* _REQUIREMENT_
Give the count of lines holding the string "veines" and nothing else.

* _RECORDS_
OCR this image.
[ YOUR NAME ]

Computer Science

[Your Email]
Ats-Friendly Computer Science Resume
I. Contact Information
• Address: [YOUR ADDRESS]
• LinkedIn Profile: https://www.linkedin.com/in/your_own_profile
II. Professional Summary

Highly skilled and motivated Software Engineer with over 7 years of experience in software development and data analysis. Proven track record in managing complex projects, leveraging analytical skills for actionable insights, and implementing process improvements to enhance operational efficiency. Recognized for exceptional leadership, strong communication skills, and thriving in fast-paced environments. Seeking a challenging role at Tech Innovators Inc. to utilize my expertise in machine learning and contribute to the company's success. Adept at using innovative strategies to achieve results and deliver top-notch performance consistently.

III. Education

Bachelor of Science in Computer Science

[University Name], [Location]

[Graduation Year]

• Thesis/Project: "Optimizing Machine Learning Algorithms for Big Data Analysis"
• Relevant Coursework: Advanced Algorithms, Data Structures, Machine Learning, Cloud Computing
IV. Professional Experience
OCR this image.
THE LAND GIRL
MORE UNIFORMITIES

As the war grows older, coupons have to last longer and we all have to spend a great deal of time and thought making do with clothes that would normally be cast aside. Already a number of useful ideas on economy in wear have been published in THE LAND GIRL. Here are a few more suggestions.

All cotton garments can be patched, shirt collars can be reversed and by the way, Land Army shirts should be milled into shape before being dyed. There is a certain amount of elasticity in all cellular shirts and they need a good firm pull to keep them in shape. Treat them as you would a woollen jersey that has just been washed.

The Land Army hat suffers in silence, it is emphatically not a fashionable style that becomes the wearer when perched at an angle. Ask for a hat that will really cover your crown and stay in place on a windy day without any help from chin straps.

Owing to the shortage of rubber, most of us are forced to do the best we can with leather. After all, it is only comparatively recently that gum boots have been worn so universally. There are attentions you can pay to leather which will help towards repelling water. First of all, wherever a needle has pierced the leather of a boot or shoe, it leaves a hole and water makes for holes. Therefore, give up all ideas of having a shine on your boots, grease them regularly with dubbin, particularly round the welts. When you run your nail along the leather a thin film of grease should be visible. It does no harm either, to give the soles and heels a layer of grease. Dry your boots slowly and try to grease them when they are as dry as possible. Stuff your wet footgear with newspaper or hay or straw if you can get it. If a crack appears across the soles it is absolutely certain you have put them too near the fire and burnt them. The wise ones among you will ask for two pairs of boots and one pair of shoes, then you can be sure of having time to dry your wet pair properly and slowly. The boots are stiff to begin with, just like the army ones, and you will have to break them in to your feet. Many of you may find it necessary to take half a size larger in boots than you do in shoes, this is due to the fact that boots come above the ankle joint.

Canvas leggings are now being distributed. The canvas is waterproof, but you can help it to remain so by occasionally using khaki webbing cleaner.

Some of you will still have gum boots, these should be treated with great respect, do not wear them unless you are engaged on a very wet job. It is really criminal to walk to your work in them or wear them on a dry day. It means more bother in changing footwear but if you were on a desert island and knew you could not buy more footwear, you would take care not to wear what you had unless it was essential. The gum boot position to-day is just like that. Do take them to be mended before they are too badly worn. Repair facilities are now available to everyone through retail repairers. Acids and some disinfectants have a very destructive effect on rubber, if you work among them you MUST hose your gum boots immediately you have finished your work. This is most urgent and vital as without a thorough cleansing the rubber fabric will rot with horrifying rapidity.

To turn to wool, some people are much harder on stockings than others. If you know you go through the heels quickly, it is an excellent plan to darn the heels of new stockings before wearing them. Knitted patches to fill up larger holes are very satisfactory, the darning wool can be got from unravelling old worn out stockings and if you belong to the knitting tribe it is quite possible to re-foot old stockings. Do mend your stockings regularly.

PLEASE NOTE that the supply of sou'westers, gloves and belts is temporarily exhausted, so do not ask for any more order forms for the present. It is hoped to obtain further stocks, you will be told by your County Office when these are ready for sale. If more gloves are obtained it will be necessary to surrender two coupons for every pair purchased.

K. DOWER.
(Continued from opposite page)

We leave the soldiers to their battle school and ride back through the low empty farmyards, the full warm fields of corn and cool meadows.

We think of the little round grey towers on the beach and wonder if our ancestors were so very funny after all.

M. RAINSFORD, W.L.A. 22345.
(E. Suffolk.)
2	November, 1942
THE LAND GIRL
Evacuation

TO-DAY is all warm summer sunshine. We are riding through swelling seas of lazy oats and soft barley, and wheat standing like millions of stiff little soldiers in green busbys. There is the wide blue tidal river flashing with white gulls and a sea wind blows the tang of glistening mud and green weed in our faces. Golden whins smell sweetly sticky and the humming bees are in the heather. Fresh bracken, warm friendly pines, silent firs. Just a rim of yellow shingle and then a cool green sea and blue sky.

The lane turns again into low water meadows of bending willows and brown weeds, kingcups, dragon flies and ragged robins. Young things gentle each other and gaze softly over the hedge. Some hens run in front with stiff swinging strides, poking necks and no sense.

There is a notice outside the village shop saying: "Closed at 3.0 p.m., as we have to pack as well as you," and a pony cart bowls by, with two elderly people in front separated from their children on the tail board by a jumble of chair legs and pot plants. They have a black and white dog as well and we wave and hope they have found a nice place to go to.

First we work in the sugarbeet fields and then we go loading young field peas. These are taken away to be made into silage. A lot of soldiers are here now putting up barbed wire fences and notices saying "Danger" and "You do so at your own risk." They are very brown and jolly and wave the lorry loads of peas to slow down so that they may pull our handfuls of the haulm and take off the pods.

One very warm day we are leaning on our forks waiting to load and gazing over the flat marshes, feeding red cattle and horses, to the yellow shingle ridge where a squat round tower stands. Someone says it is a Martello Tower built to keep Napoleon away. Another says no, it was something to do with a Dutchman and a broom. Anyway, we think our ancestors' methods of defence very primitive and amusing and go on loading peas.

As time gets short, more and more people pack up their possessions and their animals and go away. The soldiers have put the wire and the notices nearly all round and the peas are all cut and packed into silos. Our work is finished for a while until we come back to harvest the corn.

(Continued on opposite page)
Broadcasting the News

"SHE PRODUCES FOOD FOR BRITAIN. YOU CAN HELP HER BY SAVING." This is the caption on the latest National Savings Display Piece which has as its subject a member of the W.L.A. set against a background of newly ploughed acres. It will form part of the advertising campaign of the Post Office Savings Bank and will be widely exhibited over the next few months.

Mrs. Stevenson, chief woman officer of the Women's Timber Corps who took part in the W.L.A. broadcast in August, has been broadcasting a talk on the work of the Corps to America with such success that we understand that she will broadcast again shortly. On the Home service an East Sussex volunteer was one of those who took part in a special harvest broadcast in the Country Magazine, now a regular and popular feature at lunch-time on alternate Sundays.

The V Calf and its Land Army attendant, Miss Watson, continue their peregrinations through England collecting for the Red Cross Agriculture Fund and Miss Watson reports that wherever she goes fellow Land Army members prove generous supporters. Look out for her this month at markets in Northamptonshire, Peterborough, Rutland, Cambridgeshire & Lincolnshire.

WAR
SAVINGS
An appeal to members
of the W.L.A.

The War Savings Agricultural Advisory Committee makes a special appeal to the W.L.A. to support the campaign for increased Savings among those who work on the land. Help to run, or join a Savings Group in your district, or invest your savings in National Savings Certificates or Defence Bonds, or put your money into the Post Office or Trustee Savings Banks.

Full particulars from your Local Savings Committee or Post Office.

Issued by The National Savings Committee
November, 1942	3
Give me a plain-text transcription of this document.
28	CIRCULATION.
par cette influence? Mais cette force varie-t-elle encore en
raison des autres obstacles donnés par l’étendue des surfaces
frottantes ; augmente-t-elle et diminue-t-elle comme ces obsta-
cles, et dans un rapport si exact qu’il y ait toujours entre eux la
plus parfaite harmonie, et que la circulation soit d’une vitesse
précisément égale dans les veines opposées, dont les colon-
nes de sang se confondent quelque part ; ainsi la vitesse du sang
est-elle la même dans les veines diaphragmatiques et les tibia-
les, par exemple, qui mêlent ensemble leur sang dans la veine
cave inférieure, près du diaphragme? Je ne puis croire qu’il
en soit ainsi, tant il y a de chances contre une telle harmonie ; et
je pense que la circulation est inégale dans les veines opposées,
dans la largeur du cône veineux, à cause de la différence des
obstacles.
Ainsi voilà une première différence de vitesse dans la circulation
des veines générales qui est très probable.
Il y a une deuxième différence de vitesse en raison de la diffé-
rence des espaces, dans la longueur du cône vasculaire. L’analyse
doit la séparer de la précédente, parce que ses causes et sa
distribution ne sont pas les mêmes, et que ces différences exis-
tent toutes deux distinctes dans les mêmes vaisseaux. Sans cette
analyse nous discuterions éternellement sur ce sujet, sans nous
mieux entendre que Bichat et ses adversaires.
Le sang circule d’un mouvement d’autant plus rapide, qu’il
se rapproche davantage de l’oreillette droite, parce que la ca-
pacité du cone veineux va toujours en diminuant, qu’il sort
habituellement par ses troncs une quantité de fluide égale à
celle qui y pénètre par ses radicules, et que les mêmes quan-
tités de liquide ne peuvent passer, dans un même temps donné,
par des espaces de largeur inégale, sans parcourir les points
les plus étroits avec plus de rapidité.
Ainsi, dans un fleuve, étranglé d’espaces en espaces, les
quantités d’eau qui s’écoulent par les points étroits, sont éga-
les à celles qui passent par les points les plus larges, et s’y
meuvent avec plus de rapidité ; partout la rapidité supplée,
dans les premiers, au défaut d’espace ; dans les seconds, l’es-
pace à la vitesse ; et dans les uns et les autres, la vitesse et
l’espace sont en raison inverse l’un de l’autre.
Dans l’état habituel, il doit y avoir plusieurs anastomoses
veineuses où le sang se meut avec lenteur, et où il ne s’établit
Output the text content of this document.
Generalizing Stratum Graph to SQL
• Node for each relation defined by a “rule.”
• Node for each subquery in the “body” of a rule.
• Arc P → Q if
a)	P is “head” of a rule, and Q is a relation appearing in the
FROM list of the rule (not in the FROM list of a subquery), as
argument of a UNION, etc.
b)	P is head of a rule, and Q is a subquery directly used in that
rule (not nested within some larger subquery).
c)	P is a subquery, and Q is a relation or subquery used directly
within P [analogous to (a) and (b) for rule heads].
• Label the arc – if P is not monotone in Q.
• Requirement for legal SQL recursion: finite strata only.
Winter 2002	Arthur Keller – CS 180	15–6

* _EXERCISE RESPONSE_
4